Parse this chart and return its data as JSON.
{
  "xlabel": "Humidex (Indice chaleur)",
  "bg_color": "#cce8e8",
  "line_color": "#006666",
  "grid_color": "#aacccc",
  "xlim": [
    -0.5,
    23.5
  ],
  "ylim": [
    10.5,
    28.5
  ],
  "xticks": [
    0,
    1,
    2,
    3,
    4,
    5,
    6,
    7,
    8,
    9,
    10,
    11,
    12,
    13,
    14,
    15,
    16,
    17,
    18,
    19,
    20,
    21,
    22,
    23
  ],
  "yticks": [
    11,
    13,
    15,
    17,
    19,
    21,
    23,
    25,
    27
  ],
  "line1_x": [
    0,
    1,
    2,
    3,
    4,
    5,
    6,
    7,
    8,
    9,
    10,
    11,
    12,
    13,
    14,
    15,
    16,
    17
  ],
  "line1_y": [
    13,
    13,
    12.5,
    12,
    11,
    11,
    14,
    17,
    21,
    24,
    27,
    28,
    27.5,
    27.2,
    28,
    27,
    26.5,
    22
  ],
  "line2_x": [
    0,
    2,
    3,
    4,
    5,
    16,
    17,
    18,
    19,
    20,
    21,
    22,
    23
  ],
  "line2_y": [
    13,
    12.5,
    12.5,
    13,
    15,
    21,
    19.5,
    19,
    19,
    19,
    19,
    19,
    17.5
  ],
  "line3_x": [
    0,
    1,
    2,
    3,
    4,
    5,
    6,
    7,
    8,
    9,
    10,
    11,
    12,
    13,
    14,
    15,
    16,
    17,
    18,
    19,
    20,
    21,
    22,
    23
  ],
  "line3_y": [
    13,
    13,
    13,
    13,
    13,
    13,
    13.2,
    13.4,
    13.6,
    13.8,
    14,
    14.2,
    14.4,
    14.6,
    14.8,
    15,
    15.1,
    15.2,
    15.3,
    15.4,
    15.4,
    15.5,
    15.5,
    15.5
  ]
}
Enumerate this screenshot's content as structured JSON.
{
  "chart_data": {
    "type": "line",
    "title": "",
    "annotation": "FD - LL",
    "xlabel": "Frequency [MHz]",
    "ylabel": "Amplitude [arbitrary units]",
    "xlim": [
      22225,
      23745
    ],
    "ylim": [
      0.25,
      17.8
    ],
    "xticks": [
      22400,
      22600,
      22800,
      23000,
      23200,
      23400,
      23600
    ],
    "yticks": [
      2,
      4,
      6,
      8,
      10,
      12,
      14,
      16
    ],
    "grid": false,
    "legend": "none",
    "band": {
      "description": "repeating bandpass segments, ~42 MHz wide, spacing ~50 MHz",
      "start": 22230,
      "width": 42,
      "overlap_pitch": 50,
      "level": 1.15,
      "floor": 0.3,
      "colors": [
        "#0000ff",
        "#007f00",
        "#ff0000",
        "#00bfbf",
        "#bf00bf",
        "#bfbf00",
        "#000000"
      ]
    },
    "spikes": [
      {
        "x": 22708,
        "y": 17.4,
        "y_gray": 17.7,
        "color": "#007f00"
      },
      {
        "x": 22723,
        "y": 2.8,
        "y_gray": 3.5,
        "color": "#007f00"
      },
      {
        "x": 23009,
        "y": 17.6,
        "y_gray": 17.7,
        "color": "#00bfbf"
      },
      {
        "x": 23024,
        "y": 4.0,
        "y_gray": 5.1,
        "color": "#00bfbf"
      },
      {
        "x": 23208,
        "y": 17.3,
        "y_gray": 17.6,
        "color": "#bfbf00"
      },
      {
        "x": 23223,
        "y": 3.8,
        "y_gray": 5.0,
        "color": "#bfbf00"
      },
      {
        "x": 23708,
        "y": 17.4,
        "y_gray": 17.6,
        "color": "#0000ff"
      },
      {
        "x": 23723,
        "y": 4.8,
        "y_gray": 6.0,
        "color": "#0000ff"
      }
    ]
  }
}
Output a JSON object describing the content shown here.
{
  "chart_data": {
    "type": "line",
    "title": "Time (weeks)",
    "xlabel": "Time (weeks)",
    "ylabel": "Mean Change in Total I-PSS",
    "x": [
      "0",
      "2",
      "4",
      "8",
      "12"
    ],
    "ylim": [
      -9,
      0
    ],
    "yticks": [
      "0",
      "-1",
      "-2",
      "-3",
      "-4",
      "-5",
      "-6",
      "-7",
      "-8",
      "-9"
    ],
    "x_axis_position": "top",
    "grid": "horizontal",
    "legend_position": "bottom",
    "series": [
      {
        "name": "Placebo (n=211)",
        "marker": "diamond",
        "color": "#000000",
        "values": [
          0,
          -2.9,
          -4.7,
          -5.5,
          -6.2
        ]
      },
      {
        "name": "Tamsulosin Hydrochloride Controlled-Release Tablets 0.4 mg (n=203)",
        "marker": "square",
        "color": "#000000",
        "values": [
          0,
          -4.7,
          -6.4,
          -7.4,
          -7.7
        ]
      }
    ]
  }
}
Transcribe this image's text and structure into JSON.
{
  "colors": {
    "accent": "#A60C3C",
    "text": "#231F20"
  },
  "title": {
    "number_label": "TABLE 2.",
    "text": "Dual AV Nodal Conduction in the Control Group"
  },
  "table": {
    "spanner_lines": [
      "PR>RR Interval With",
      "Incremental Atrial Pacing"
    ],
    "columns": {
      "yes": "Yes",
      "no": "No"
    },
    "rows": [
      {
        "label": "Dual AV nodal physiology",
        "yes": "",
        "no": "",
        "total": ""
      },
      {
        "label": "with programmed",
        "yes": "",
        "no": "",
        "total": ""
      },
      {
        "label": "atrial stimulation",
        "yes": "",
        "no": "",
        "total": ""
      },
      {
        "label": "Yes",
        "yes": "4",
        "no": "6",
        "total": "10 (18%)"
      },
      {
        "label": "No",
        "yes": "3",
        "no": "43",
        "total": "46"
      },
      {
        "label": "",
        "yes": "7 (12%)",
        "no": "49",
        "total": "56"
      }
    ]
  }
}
——
Exercise brief: Within the records above, how many lines include the word "xlabel"? State the number by itself.

Task result: 3